--- start ---

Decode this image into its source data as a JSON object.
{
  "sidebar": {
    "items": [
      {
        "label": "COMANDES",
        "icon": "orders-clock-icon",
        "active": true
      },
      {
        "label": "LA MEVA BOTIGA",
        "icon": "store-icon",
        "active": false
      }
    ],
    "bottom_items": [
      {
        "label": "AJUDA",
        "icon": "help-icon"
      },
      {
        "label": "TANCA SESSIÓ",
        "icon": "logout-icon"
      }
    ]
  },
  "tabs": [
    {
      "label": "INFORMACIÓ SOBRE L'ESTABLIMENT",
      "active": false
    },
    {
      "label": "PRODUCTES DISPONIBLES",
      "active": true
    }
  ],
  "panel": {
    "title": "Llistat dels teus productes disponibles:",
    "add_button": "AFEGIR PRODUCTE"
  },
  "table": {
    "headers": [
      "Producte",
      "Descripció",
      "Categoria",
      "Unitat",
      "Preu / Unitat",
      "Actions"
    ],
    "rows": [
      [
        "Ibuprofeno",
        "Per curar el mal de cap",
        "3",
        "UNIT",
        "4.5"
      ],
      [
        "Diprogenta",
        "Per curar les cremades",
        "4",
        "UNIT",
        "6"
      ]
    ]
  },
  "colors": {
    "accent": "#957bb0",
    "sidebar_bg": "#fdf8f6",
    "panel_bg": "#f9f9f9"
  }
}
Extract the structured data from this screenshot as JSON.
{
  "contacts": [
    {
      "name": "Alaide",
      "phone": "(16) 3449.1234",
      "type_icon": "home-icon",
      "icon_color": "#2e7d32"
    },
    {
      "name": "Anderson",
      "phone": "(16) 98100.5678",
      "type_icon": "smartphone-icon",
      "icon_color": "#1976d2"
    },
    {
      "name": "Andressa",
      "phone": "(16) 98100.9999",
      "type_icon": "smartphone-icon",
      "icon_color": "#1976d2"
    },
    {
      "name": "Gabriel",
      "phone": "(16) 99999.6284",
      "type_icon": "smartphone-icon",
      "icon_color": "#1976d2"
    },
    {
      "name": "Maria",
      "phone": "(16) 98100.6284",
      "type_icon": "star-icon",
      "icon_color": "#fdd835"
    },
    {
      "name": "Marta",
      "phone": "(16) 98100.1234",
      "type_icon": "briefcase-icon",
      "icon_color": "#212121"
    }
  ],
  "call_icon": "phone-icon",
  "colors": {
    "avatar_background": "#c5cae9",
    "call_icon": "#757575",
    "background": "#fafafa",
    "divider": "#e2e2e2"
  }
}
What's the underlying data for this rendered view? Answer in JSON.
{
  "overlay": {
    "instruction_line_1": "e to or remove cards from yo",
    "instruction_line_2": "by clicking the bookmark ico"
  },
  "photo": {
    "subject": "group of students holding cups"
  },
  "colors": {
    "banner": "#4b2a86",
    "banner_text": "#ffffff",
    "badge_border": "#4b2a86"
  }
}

--- end ---

**Written problem**
Beginning at the line that holds "Extract the structured", write out word for word each line through the end of the records.

**Exercise solution**
Extract the structured data from this screenshot as JSON.
{
  "contacts": [
    {
      "name": "Alaide",
      "phone": "(16) 3449.1234",
      "type_icon": "home-icon",
      "icon_color": "#2e7d32"
    },
    {
      "name": "Anderson",
      "phone": "(16) 98100.5678",
      "type_icon": "smartphone-icon",
      "icon_color": "#1976d2"
    },
    {
      "name": "Andressa",
      "phone": "(16) 98100.9999",
      "type_icon": "smartphone-icon",
      "icon_color": "#1976d2"
    },
    {
      "name": "Gabriel",
      "phone": "(16) 99999.6284",
      "type_icon": "smartphone-icon",
      "icon_color": "#1976d2"
    },
    {
      "name": "Maria",
      "phone": "(16) 98100.6284",
      "type_icon": "star-icon",
      "icon_color": "#fdd835"
    },
    {
      "name": "Marta",
      "phone": "(16) 98100.1234",
      "type_icon": "briefcase-icon",
      "icon_color": "#212121"
    }
  ],
  "call_icon": "phone-icon",
  "colors": {
    "avatar_background": "#c5cae9",
    "call_icon": "#757575",
    "background": "#fafafa",
    "divider": "#e2e2e2"
  }
}
What's the underlying data for this rendered view? Answer in JSON.
{
  "overlay": {
    "instruction_line_1": "e to or remove cards from yo",
    "instruction_line_2": "by clicking the bookmark ico"
  },
  "photo": {
    "subject": "group of students holding cups"
  },
  "colors": {
    "banner": "#4b2a86",
    "banner_text": "#ffffff",
    "badge_border": "#4b2a86"
  }
}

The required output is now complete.